-- start --
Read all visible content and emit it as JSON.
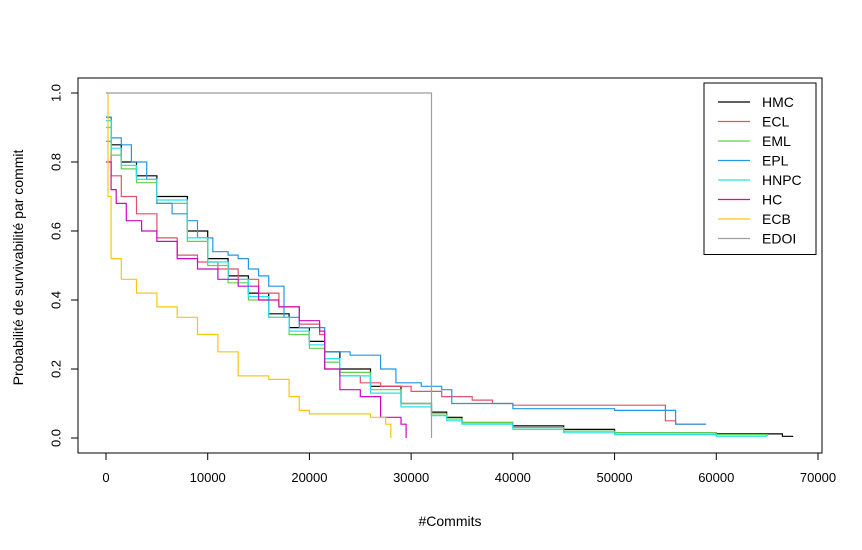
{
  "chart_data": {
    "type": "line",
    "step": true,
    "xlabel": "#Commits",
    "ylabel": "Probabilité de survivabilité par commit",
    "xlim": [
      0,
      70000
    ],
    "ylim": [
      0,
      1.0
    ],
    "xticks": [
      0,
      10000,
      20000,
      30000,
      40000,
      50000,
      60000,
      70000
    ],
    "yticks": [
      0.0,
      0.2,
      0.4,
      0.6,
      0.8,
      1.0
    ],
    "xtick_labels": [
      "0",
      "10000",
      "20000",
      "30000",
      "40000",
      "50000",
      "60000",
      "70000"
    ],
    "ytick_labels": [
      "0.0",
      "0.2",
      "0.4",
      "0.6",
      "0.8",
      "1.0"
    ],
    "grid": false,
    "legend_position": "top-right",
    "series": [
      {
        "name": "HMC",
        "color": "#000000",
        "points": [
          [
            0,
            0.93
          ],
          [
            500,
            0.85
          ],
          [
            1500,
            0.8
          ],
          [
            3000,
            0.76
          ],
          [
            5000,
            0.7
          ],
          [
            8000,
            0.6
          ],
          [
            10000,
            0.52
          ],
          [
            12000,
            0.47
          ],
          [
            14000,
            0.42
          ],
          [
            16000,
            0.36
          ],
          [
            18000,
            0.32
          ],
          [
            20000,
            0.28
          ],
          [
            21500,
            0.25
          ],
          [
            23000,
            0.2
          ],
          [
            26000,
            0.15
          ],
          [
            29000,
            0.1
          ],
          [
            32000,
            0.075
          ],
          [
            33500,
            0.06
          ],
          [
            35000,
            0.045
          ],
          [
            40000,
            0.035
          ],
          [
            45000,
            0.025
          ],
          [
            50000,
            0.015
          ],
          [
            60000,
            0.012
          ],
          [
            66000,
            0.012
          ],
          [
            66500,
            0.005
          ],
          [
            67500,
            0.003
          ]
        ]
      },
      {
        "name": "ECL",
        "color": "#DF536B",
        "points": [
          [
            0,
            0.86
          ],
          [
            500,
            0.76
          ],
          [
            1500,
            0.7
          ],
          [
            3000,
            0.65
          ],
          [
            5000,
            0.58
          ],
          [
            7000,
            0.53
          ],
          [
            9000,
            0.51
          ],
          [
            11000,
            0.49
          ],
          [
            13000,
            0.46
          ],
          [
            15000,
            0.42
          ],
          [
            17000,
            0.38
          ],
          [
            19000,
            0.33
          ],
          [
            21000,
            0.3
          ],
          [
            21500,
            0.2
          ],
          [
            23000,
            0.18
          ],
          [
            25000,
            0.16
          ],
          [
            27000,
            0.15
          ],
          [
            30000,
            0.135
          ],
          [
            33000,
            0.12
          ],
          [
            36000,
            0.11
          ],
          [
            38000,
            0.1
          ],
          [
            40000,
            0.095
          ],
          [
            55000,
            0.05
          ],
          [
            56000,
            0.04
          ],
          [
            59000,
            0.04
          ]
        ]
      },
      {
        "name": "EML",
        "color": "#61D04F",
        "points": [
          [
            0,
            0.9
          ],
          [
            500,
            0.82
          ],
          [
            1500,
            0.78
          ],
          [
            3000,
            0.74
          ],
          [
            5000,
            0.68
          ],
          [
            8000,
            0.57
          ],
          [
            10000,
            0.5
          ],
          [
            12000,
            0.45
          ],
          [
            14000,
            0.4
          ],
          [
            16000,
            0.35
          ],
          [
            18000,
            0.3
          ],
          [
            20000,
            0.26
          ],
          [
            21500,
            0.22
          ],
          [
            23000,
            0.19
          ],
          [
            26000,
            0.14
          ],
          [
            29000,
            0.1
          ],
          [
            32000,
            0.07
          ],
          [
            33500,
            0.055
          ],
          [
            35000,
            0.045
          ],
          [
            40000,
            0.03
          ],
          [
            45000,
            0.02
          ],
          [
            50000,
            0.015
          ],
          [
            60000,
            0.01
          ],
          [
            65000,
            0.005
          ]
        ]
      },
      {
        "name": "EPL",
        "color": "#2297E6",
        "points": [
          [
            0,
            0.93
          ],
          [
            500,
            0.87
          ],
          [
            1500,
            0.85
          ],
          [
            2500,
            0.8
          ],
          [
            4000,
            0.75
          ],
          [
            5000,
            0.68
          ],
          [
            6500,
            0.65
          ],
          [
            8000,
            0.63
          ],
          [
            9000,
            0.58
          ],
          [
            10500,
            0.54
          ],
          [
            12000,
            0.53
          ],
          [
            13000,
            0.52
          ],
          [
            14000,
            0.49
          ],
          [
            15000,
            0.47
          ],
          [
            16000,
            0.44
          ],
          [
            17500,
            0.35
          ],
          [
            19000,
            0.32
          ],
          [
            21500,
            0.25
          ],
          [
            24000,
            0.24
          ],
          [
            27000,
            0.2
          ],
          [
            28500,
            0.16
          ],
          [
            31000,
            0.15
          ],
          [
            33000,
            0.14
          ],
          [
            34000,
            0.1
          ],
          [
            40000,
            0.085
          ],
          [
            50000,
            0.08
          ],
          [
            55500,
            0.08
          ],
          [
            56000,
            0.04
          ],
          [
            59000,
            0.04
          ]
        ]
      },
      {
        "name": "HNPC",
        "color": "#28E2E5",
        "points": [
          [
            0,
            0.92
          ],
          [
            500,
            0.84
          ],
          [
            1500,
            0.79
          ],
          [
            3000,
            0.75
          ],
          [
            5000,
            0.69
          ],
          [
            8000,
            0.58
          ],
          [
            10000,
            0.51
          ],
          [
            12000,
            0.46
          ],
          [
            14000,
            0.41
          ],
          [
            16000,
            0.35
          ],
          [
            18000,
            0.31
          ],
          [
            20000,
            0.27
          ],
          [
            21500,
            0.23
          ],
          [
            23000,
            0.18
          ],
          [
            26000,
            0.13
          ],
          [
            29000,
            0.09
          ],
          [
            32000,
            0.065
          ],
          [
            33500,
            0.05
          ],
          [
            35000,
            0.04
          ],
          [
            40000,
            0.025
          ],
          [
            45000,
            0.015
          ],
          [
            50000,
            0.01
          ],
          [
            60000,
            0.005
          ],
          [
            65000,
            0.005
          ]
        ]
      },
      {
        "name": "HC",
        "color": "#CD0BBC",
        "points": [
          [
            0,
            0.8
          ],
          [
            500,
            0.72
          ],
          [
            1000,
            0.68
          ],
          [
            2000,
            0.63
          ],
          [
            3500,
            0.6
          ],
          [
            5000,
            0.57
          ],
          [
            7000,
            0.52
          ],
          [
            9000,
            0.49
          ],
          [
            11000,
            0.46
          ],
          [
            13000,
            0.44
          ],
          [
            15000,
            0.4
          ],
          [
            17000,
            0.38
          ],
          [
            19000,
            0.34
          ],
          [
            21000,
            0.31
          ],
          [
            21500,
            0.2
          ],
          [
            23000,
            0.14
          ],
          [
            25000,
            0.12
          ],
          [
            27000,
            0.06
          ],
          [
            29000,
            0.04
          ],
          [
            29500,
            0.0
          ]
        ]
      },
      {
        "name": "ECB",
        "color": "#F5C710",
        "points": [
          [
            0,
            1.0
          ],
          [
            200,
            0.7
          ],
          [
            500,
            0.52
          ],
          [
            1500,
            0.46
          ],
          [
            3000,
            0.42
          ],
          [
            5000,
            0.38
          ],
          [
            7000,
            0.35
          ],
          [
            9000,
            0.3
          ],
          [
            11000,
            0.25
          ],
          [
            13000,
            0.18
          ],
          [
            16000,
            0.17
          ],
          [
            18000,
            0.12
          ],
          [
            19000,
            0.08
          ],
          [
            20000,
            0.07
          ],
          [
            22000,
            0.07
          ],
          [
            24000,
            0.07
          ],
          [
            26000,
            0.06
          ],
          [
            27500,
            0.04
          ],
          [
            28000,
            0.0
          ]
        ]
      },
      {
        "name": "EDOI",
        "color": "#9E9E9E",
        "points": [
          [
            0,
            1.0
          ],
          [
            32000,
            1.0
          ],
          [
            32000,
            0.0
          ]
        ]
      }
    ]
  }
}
-- end --
-- start --
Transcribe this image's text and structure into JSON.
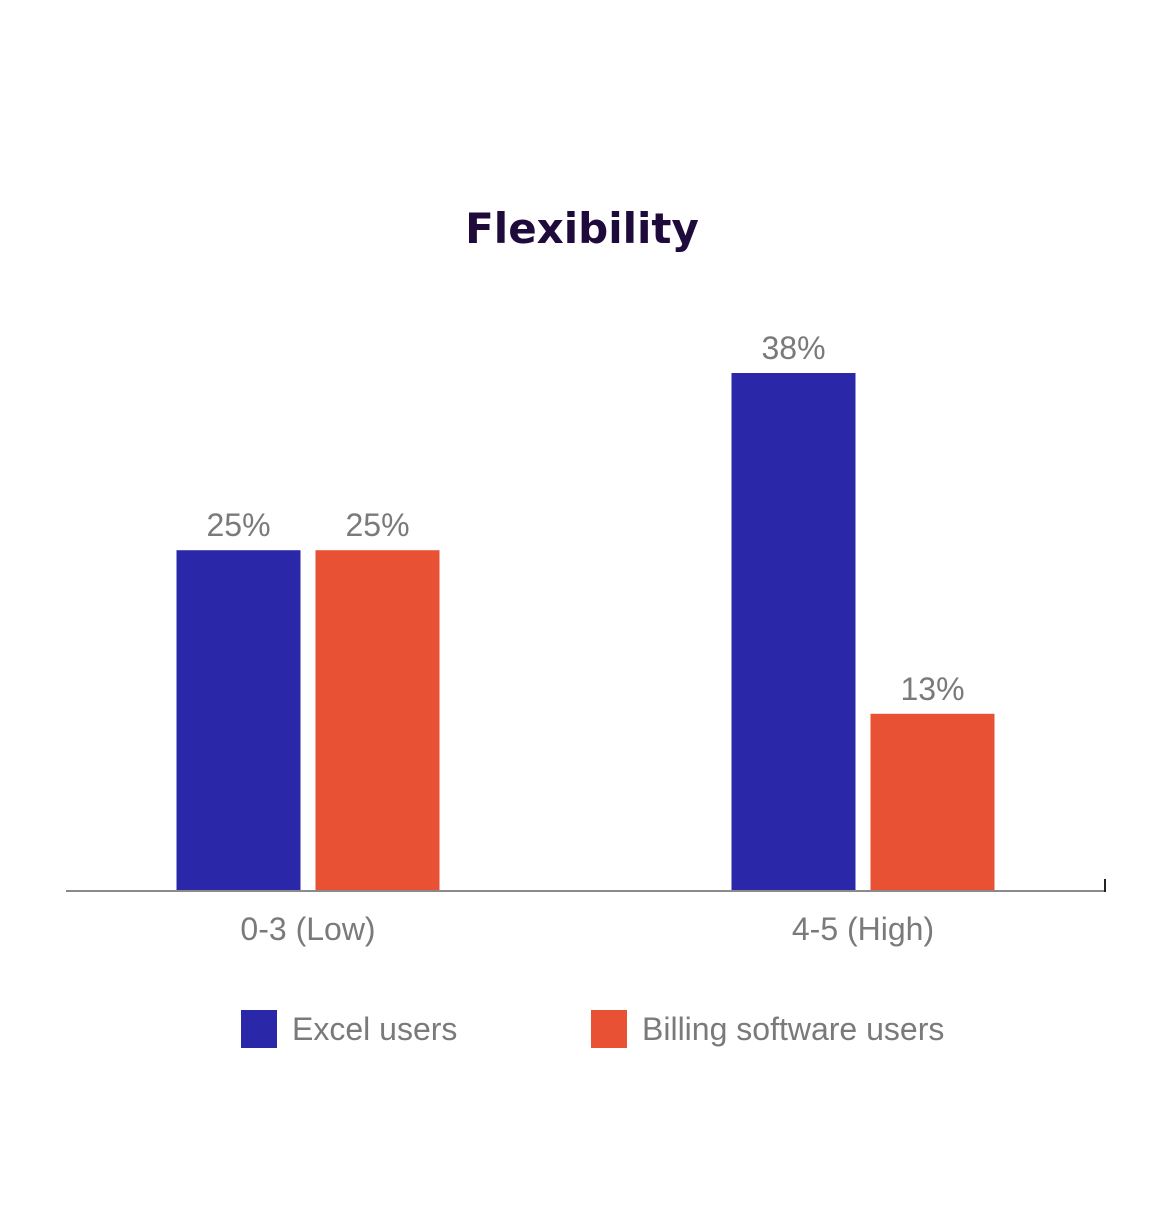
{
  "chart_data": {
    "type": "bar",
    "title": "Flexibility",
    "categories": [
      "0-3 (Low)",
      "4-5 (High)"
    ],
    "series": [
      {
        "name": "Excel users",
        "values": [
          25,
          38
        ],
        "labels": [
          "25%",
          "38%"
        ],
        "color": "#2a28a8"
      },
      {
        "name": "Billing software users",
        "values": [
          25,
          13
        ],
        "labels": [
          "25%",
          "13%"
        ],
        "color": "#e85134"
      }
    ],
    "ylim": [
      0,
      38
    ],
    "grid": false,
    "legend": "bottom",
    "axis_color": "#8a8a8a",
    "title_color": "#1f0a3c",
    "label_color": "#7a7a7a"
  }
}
-- end --
◆ GIVEN REQUEST ◆
Determine how many lines include the string "name". Give no answer but the number.

◆ SOLUTION BELOW ◆
10